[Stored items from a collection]

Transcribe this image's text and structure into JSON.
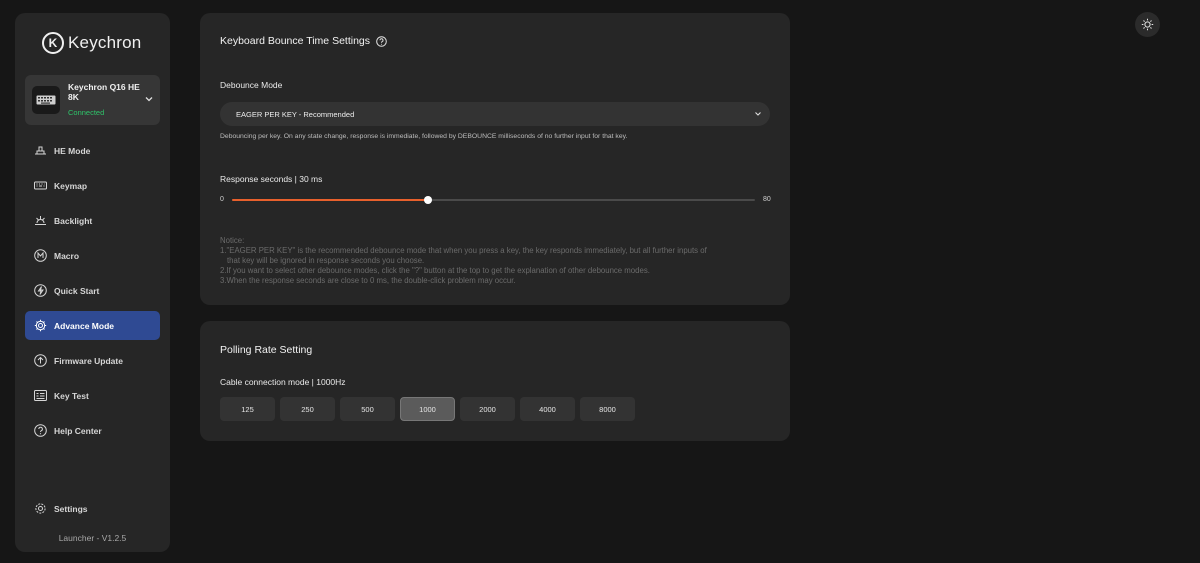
{
  "brand": {
    "name": "Keychron",
    "logo_letter": "K"
  },
  "device": {
    "name": "Keychron Q16 HE 8K",
    "status": "Connected",
    "status_color": "#2fc46a"
  },
  "nav": {
    "items": [
      {
        "label": "HE Mode",
        "icon": "he-mode-icon"
      },
      {
        "label": "Keymap",
        "icon": "keyboard-icon"
      },
      {
        "label": "Backlight",
        "icon": "backlight-icon"
      },
      {
        "label": "Macro",
        "icon": "macro-icon"
      },
      {
        "label": "Quick Start",
        "icon": "lightning-icon"
      },
      {
        "label": "Advance Mode",
        "icon": "gear-icon",
        "active": true
      },
      {
        "label": "Firmware Update",
        "icon": "upload-icon"
      },
      {
        "label": "Key Test",
        "icon": "key-test-icon"
      },
      {
        "label": "Help Center",
        "icon": "help-icon"
      }
    ],
    "settings": "Settings",
    "version": "Launcher - V1.2.5"
  },
  "bounce": {
    "title": "Keyboard Bounce Time Settings",
    "mode_label": "Debounce Mode",
    "mode_value": "EAGER PER KEY - Recommended",
    "mode_description": "Debouncing per key. On any state change, response is immediate, followed by DEBOUNCE milliseconds of no further input for that key.",
    "response_label": "Response seconds | 30 ms",
    "slider": {
      "min": "0",
      "max": "80",
      "value": 30,
      "min_value": 0,
      "max_value": 80
    },
    "notice": {
      "heading": "Notice:",
      "line1": "1.\"EAGER PER KEY\" is the recommended debounce mode that when you press a key, the key responds immediately, but all further inputs of",
      "line1b": "that key will be ignored in response seconds you choose.",
      "line2": "2.If you want to select other debounce modes, click the \"?\" button at the top to get the explanation of other debounce modes.",
      "line3": "3.When the response seconds are close to 0 ms, the double-click problem may occur."
    }
  },
  "polling": {
    "title": "Polling Rate Setting",
    "mode_label": "Cable connection mode | 1000Hz",
    "rates": [
      "125",
      "250",
      "500",
      "1000",
      "2000",
      "4000",
      "8000"
    ],
    "selected": "1000"
  },
  "colors": {
    "accent": "#2f4a93",
    "slider": "#e8602c",
    "background": "#161616",
    "panel": "#262626"
  }
}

Set task: Report how many lines of the entries hold the string "that". Provide the number alone.

Answer to this exercise: 3